Keep only those lines of the records that include the string "series".
** begin Given data **
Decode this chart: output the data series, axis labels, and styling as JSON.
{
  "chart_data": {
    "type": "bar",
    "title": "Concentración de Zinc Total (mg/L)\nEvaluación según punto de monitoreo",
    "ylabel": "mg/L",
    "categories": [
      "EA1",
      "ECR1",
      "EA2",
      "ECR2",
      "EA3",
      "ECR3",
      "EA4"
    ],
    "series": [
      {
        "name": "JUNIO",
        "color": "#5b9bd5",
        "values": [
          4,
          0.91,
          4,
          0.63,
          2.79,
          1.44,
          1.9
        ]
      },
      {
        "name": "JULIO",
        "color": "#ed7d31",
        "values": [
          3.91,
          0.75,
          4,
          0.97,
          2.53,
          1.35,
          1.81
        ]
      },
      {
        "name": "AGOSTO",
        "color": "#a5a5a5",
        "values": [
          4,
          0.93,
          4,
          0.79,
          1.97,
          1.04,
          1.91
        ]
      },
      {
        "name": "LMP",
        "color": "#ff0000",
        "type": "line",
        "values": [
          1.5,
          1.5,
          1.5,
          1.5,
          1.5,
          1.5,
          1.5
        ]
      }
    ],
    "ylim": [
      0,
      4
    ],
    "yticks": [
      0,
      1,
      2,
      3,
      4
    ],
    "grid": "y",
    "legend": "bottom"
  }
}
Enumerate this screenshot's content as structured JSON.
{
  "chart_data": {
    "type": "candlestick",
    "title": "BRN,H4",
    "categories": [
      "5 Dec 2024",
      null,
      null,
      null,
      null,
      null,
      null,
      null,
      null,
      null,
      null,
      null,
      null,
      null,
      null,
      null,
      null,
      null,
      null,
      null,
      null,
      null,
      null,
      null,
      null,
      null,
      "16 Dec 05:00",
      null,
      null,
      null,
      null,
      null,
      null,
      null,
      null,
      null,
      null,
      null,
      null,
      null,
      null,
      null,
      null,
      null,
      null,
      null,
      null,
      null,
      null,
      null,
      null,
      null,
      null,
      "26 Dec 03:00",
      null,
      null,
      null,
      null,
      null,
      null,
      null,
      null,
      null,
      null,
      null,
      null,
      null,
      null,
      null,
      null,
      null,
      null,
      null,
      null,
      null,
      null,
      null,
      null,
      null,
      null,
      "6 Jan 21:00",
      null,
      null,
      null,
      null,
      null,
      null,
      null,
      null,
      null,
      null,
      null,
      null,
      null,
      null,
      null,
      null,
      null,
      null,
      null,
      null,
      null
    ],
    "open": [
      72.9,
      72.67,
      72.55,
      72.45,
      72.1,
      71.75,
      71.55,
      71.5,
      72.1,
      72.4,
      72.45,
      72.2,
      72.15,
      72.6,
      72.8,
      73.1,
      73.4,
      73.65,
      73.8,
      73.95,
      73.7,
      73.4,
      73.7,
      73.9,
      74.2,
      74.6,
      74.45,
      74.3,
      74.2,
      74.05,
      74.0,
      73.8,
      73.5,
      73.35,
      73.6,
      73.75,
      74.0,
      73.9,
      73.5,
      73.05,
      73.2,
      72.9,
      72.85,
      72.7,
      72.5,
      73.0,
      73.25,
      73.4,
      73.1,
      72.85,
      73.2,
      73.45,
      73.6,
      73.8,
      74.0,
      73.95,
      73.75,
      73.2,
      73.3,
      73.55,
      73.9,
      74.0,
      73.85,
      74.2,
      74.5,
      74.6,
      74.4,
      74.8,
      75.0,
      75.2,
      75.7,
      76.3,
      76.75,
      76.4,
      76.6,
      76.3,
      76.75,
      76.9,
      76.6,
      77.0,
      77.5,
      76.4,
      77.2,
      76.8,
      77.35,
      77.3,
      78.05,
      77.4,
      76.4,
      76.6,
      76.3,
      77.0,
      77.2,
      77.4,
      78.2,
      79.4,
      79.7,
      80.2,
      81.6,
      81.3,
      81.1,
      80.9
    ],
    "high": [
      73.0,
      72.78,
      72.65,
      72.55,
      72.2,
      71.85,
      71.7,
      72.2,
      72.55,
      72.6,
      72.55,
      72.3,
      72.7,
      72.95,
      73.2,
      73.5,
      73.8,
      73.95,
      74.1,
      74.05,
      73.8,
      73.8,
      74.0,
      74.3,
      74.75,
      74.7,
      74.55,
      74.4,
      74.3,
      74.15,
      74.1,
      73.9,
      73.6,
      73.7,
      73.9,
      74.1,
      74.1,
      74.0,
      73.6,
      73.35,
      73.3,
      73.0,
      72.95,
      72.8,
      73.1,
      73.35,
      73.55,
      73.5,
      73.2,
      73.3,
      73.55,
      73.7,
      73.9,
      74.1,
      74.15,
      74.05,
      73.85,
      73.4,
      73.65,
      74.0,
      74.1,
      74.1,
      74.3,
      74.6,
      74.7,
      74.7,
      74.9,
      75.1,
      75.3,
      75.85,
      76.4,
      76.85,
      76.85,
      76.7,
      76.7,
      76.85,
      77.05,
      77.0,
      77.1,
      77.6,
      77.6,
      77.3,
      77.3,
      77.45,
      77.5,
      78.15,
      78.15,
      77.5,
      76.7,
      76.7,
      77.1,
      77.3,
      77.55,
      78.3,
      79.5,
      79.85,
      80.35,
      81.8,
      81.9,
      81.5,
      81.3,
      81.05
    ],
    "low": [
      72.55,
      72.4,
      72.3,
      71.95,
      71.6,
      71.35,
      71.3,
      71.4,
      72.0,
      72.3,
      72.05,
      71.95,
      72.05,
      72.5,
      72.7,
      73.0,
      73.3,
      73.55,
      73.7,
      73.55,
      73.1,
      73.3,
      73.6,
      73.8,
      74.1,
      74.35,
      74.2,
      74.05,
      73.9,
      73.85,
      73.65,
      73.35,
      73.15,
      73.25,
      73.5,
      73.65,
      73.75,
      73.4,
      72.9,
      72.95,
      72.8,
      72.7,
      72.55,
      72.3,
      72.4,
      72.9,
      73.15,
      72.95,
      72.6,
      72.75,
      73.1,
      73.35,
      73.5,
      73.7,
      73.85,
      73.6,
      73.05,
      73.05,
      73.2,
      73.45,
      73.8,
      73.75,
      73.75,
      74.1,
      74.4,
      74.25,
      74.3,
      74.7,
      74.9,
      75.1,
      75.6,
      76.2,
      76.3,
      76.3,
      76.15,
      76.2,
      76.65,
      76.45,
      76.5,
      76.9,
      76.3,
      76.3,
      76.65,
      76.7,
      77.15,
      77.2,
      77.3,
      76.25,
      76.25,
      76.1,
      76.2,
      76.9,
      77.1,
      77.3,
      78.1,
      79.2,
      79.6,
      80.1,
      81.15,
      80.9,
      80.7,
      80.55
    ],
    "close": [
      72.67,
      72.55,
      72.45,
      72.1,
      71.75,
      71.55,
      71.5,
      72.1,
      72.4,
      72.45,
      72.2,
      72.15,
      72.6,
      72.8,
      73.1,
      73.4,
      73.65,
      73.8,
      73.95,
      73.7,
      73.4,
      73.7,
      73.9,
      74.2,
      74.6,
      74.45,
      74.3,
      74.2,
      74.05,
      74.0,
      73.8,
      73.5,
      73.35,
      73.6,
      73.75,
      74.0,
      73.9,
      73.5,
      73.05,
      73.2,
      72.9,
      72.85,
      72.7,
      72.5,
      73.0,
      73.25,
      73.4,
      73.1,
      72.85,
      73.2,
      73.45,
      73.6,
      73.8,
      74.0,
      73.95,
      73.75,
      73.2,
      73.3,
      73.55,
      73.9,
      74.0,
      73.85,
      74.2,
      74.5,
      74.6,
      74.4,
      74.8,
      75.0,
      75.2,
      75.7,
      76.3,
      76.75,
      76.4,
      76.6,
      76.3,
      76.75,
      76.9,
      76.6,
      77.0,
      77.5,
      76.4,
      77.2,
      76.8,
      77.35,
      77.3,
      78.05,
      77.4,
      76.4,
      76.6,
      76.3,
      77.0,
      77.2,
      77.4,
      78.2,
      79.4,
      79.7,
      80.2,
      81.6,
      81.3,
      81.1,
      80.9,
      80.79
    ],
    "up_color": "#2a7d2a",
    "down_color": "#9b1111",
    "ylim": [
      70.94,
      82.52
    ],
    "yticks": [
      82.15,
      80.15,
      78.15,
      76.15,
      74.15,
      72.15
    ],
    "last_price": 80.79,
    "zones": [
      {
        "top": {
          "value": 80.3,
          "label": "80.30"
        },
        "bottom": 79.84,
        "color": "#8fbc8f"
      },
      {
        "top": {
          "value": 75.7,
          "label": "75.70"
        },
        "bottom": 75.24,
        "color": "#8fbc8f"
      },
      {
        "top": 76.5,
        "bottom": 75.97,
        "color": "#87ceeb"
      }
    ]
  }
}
** end Given data **
- **Solved problem**
Decode this chart: output the data series, axis labels, and styling as JSON.
    "series": [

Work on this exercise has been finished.